[Data excerpts]
* * *

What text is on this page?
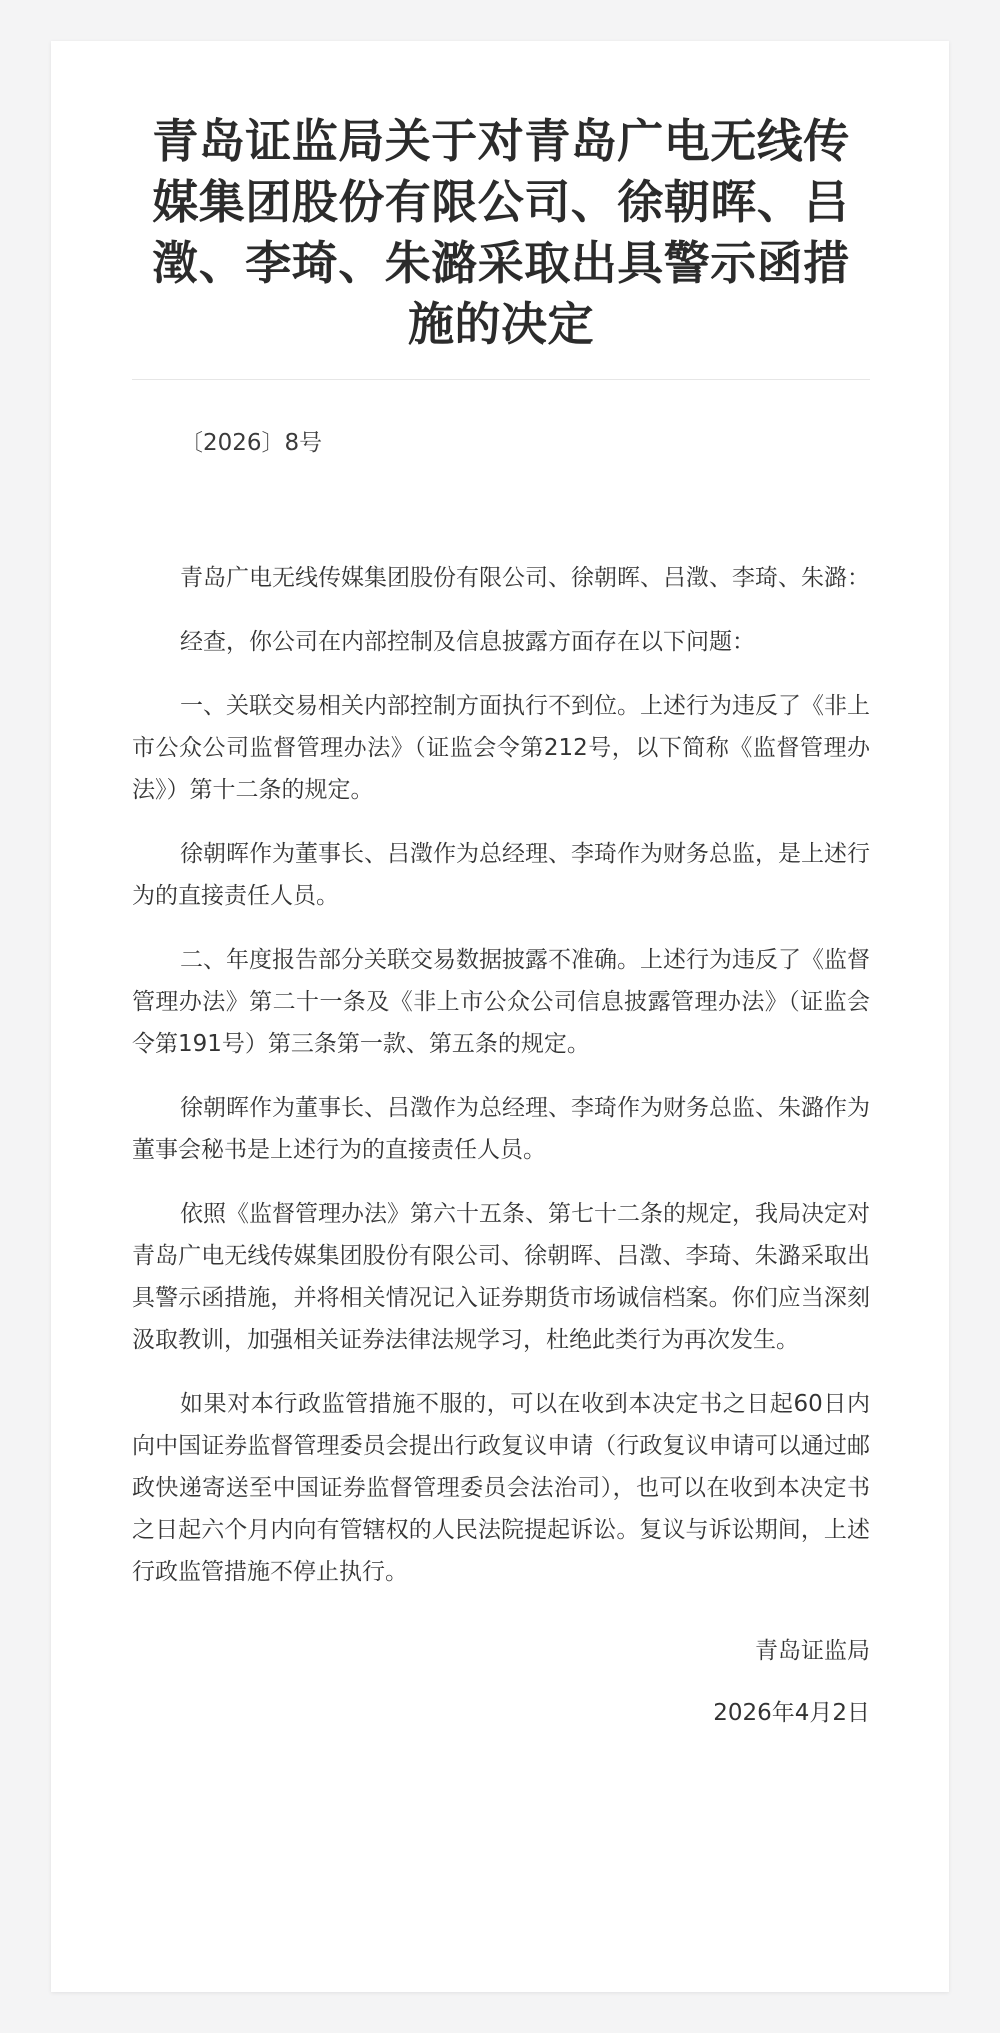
青岛证监局关于对青岛广电无线传媒集团股份有限公司、徐朝晖、吕澂、李琦、朱潞采取出具警示函措施的决定

〔2026〕8号

青岛广电无线传媒集团股份有限公司、徐朝晖、吕澂、李琦、朱潞：

经查，你公司在内部控制及信息披露方面存在以下问题：

一、关联交易相关内部控制方面执行不到位。上述行为违反了《非上市公众公司监督管理办法》（证监会令第212号，以下简称《监督管理办法》）第十二条的规定。

徐朝晖作为董事长、吕澂作为总经理、李琦作为财务总监，是上述行为的直接责任人员。

二、年度报告部分关联交易数据披露不准确。上述行为违反了《监督管理办法》第二十一条及《非上市公众公司信息披露管理办法》（证监会令第191号）第三条第一款、第五条的规定。

徐朝晖作为董事长、吕澂作为总经理、李琦作为财务总监、朱潞作为董事会秘书是上述行为的直接责任人员。

依照《监督管理办法》第六十五条、第七十二条的规定，我局决定对青岛广电无线传媒集团股份有限公司、徐朝晖、吕澂、李琦、朱潞采取出具警示函措施，并将相关情况记入证券期货市场诚信档案。你们应当深刻汲取教训，加强相关证券法律法规学习，杜绝此类行为再次发生。

如果对本行政监管措施不服的，可以在收到本决定书之日起60日内向中国证券监督管理委员会提出行政复议申请（行政复议申请可以通过邮政快递寄送至中国证券监督管理委员会法治司），也可以在收到本决定书之日起六个月内向有管辖权的人民法院提起诉讼。复议与诉讼期间，上述行政监管措施不停止执行。

青岛证监局

2026年4月2日
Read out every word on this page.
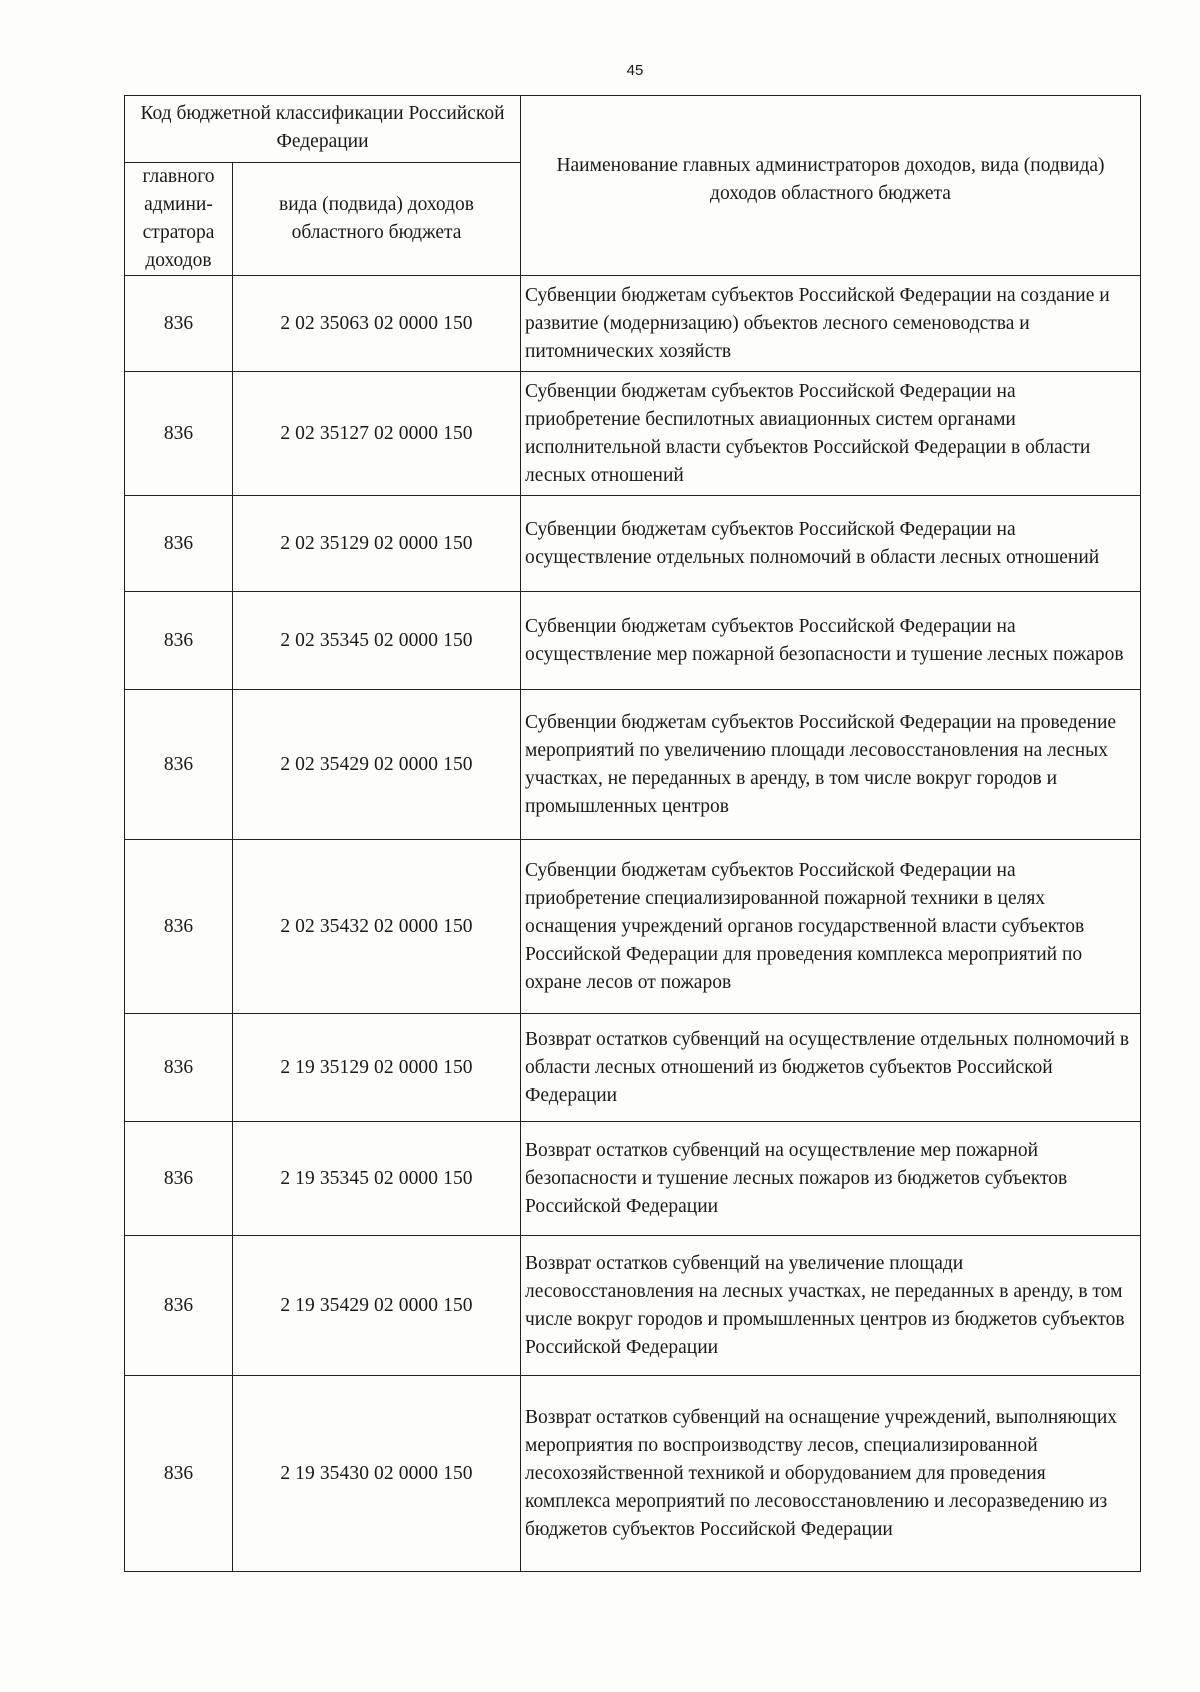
45
Код бюджетной классификации Российской Федерации		Наименование главных администраторов доходов, вида (подвида) доходов областного бюджета
главного админи-стратора доходов	вида (подвида) доходов областного бюджета	
836	2 02 35063 02 0000 150	Субвенции бюджетам субъектов Российской Федерации на создание и развитие (модернизацию) объектов лесного семеноводства и питомнических хозяйств
836	2 02 35127 02 0000 150	Субвенции бюджетам субъектов Российской Федерации на приобретение беспилотных авиационных систем органами исполнительной власти субъектов Российской Федерации в области лесных отношений
836	2 02 35129 02 0000 150	Субвенции бюджетам субъектов Российской Федерации на осуществление отдельных полномочий в области лесных отношений
836	2 02 35345 02 0000 150	Субвенции бюджетам субъектов Российской Федерации на осуществление мер пожарной безопасности и тушение лесных пожаров
836	2 02 35429 02 0000 150	Субвенции бюджетам субъектов Российской Федерации на проведение мероприятий по увеличению площади лесовосстановления на лесных участках, не переданных в аренду, в том числе вокруг городов и промышленных центров
836	2 02 35432 02 0000 150	Субвенции бюджетам субъектов Российской Федерации на приобретение специализированной пожарной техники в целях оснащения учреждений органов государственной власти субъектов Российской Федерации для проведения комплекса мероприятий по охране лесов от пожаров
836	2 19 35129 02 0000 150	Возврат остатков субвенций на осуществление отдельных полномочий в области лесных отношений из бюджетов субъектов Российской Федерации
836	2 19 35345 02 0000 150	Возврат остатков субвенций на осуществление мер пожарной безопасности и тушение лесных пожаров из бюджетов субъектов Российской Федерации
836	2 19 35429 02 0000 150	Возврат остатков субвенций на увеличение площади лесовосстановления на лесных участках, не переданных в аренду, в том числе вокруг городов и промышленных центров из бюджетов субъектов Российской Федерации
836	2 19 35430 02 0000 150	Возврат остатков субвенций на оснащение учреждений, выполняющих мероприятия по воспроизводству лесов, специализированной лесохозяйственной техникой и оборудованием для проведения комплекса мероприятий по лесовосстановлению и лесоразведению из бюджетов субъектов Российской Федерации
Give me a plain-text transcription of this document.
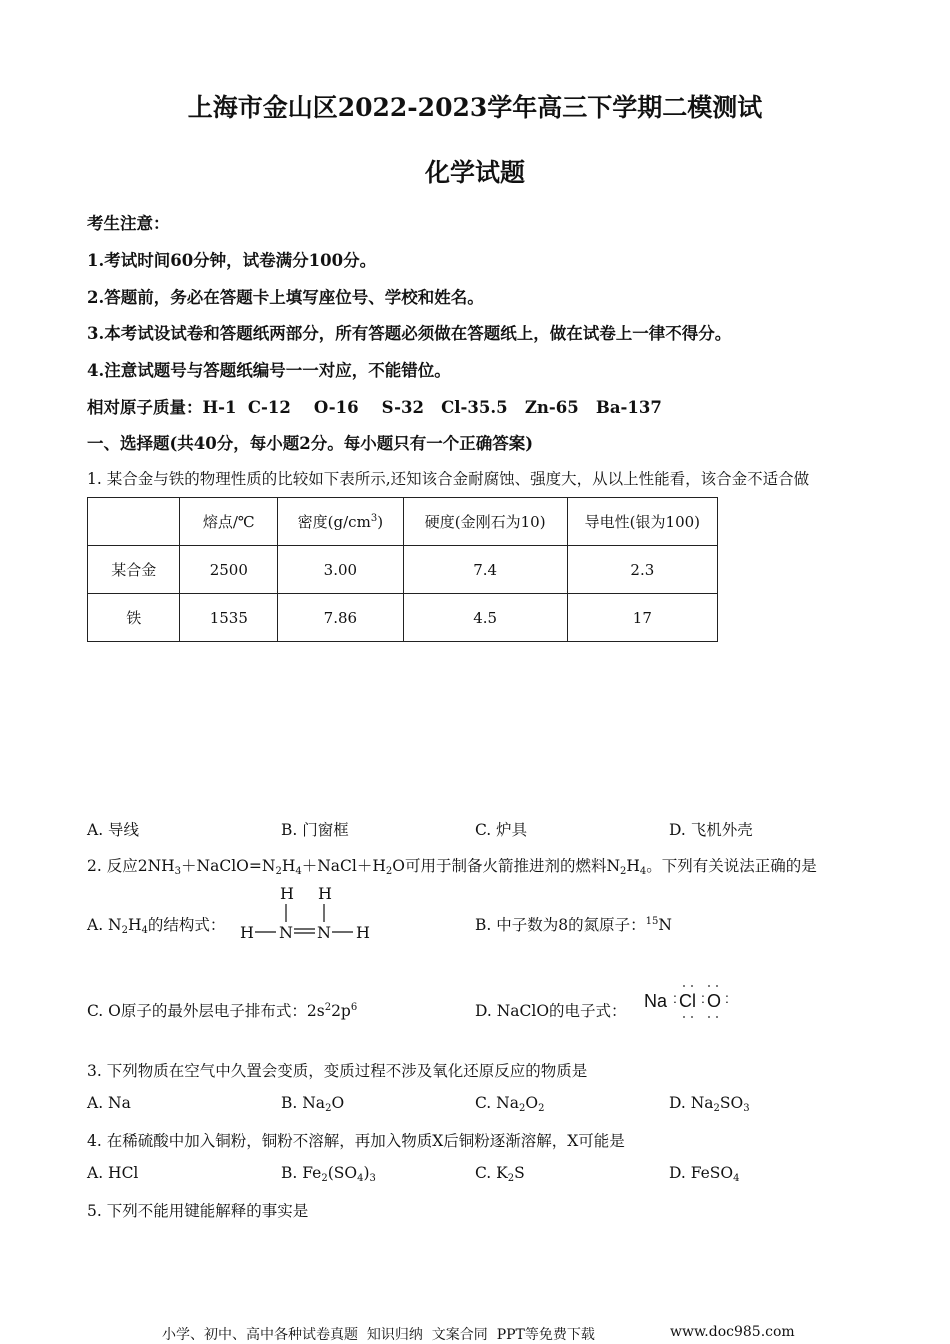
上海市金山区2022-2023学年高三下学期二模测试
化学试题
考生注意：
1.考试时间60分钟，试卷满分100分。
2.答题前，务必在答题卡上填写座位号、学校和姓名。
3.本考试设试卷和答题纸两部分，所有答题必须做在答题纸上，做在试卷上一律不得分。
4.注意试题号与答题纸编号一一对应，不能错位。
相对原子质量：H-1  C-12    O-16    S-32   Cl-35.5   Zn-65   Ba-137
一、选择题(共40分，每小题2分。每小题只有一个正确答案)
1. 某合金与铁的物理性质的比较如下表所示,还知该合金耐腐蚀、强度大，从以上性能看，该合金不适合做
	熔点/℃	密度$(g/cm^3)$	硬度(金刚石为10)	导电性(银为100)
某合金	2500	3.00	7.4	2.3
铁	1535	7.86	4.5	17
A. 导线	B. 门窗框	C. 炉具	D. 飞机外壳
2. 反应$2NH_3+NaClO=N_2H_4+NaCl+H_2O$可用于制备火箭推进剂的燃料$N_2H_4$。下列有关说法正确的是
A. $N_2H_4$的结构式：
H H
H N N H	B. 中子数为8的氮原子：$^{15}$N
C. O原子的最外层电子排布式：$2s^22p^6$	D. NaClO的电子式： Na : Cl : O :
3. 下列物质在空气中久置会变质，变质过程不涉及氧化还原反应的物质是
A. Na	B. $Na_2O$	C. $Na_2O_2$	D. $Na_2SO_3$
4. 在稀硫酸中加入铜粉，铜粉不溶解，再加入物质X后铜粉逐渐溶解，X可能是
A. HCl	B. $Fe_2(SO_4)_3$	C. $K_2S$	D. FeSO$_4$
5. 下列不能用键能解释的事实是
小学、初中、高中各种试卷真题  知识归纳  文案合同  PPT等免费下载	www.doc985.com
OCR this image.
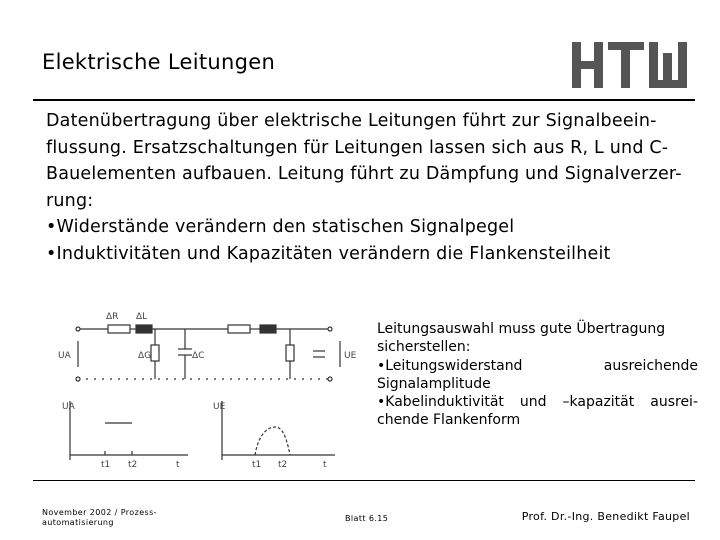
Elektrische Leitungen

Datenübertragung über elektrische Leitungen führt zur Signalbeein-

flussung. Ersatzschaltungen für Leitungen lassen sich aus R, L und C-

Bauelementen aufbauen. Leitung führt zu Dämpfung und Signalverzer-

rung:

•Widerstände verändern den statischen Signalpegel

•Induktivitäten und Kapazitäten verändern die Flankensteilheit

ΔR ΔL
ΔG	ΔC
UA	UE
UA	UE
t1 t2	t	t1 t2	t

Leitungsauswahl muss gute Übertragung

sicherstellen:

•Leitungswiderstand ausreichende

Signalamplitude

•Kabelinduktivität und –kapazität ausrei-

chende Flankenform

November 2002 / Prozess-
automatisierung	Blatt 6.15	Prof. Dr.-Ing. Benedikt Faupel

* * *

Aim:
What is needed is an exact reproduction of the data, pictures excluded.

Written solution:
What text is on this page?
青岛证监局关于对青岛广电无线传媒集团股份有限公司、徐朝晖、吕澂、李琦、朱潞采取出具警示函措施的决定

〔2026〕8号

青岛广电无线传媒集团股份有限公司、徐朝晖、吕澂、李琦、朱潞：

经查，你公司在内部控制及信息披露方面存在以下问题：

一、关联交易相关内部控制方面执行不到位。上述行为违反了《非上市公众公司监督管理办法》（证监会令第212号，以下简称《监督管理办法》）第十二条的规定。

徐朝晖作为董事长、吕澂作为总经理、李琦作为财务总监，是上述行为的直接责任人员。

二、年度报告部分关联交易数据披露不准确。上述行为违反了《监督管理办法》第二十一条及《非上市公众公司信息披露管理办法》（证监会令第191号）第三条第一款、第五条的规定。

徐朝晖作为董事长、吕澂作为总经理、李琦作为财务总监、朱潞作为董事会秘书是上述行为的直接责任人员。

依照《监督管理办法》第六十五条、第七十二条的规定，我局决定对青岛广电无线传媒集团股份有限公司、徐朝晖、吕澂、李琦、朱潞采取出具警示函措施，并将相关情况记入证券期货市场诚信档案。你们应当深刻汲取教训，加强相关证券法律法规学习，杜绝此类行为再次发生。

如果对本行政监管措施不服的，可以在收到本决定书之日起60日内向中国证券监督管理委员会提出行政复议申请（行政复议申请可以通过邮政快递寄送至中国证券监督管理委员会法治司），也可以在收到本决定书之日起六个月内向有管辖权的人民法院提起诉讼。复议与诉讼期间，上述行政监管措施不停止执行。

青岛证监局

2026年4月2日
Read out every word on this page.
45
Код бюджетной классификации Российской Федерации		Наименование главных администраторов доходов, вида (подвида) доходов областного бюджета
главного админи-стратора доходов	вида (подвида) доходов областного бюджета	
836	2 02 35063 02 0000 150	Субвенции бюджетам субъектов Российской Федерации на создание и развитие (модернизацию) объектов лесного семеноводства и питомнических хозяйств
836	2 02 35127 02 0000 150	Субвенции бюджетам субъектов Российской Федерации на приобретение беспилотных авиационных систем органами исполнительной власти субъектов Российской Федерации в области лесных отношений
836	2 02 35129 02 0000 150	Субвенции бюджетам субъектов Российской Федерации на осуществление отдельных полномочий в области лесных отношений
836	2 02 35345 02 0000 150	Субвенции бюджетам субъектов Российской Федерации на осуществление мер пожарной безопасности и тушение лесных пожаров
836	2 02 35429 02 0000 150	Субвенции бюджетам субъектов Российской Федерации на проведение мероприятий по увеличению площади лесовосстановления на лесных участках, не переданных в аренду, в том числе вокруг городов и промышленных центров
836	2 02 35432 02 0000 150	Субвенции бюджетам субъектов Российской Федерации на приобретение специализированной пожарной техники в целях оснащения учреждений органов государственной власти субъектов Российской Федерации для проведения комплекса мероприятий по охране лесов от пожаров
836	2 19 35129 02 0000 150	Возврат остатков субвенций на осуществление отдельных полномочий в области лесных отношений из бюджетов субъектов Российской Федерации
836	2 19 35345 02 0000 150	Возврат остатков субвенций на осуществление мер пожарной безопасности и тушение лесных пожаров из бюджетов субъектов Российской Федерации
836	2 19 35429 02 0000 150	Возврат остатков субвенций на увеличение площади лесовосстановления на лесных участках, не переданных в аренду, в том числе вокруг городов и промышленных центров из бюджетов субъектов Российской Федерации
836	2 19 35430 02 0000 150	Возврат остатков субвенций на оснащение учреждений, выполняющих мероприятия по воспроизводству лесов, специализированной лесохозяйственной техникой и оборудованием для проведения комплекса мероприятий по лесовосстановлению и лесоразведению из бюджетов субъектов Российской Федерации
Give me a plain-text transcription of this document.
上海市金山区2022-2023学年高三下学期二模测试
化学试题
考生注意：
1.考试时间60分钟，试卷满分100分。
2.答题前，务必在答题卡上填写座位号、学校和姓名。
3.本考试设试卷和答题纸两部分，所有答题必须做在答题纸上，做在试卷上一律不得分。
4.注意试题号与答题纸编号一一对应，不能错位。
相对原子质量：H-1  C-12    O-16    S-32   Cl-35.5   Zn-65   Ba-137
一、选择题(共40分，每小题2分。每小题只有一个正确答案)
1. 某合金与铁的物理性质的比较如下表所示,还知该合金耐腐蚀、强度大，从以上性能看，该合金不适合做
	熔点/℃	密度$(g/cm^3)$	硬度(金刚石为10)	导电性(银为100)
某合金	2500	3.00	7.4	2.3
铁	1535	7.86	4.5	17
A. 导线	B. 门窗框	C. 炉具	D. 飞机外壳
2. 反应$2NH_3+NaClO=N_2H_4+NaCl+H_2O$可用于制备火箭推进剂的燃料$N_2H_4$。下列有关说法正确的是
A. $N_2H_4$的结构式：
H H
H N N H	B. 中子数为8的氮原子：$^{15}$N
C. O原子的最外层电子排布式：$2s^22p^6$	D. NaClO的电子式： Na : Cl : O :
3. 下列物质在空气中久置会变质，变质过程不涉及氧化还原反应的物质是
A. Na	B. $Na_2O$	C. $Na_2O_2$	D. $Na_2SO_3$
4. 在稀硫酸中加入铜粉，铜粉不溶解，再加入物质X后铜粉逐渐溶解，X可能是
A. HCl	B. $Fe_2(SO_4)_3$	C. $K_2S$	D. FeSO$_4$
5. 下列不能用键能解释的事实是
小学、初中、高中各种试卷真题  知识归纳  文案合同  PPT等免费下载	www.doc985.com
OCR this image.
Elektrische Leitungen

Datenübertragung über elektrische Leitungen führt zur Signalbeein-

flussung. Ersatzschaltungen für Leitungen lassen sich aus R, L und C-

Bauelementen aufbauen. Leitung führt zu Dämpfung und Signalverzer-

rung:

•Widerstände verändern den statischen Signalpegel

•Induktivitäten und Kapazitäten verändern die Flankensteilheit

ΔR ΔL
ΔG	ΔC
UA	UE
UA	UE
t1 t2	t	t1 t2	t

Leitungsauswahl muss gute Übertragung

sicherstellen:

•Leitungswiderstand ausreichende

Signalamplitude

•Kabelinduktivität und –kapazität ausrei-

chende Flankenform

November 2002 / Prozess-
automatisierung	Blatt 6.15	Prof. Dr.-Ing. Benedikt Faupel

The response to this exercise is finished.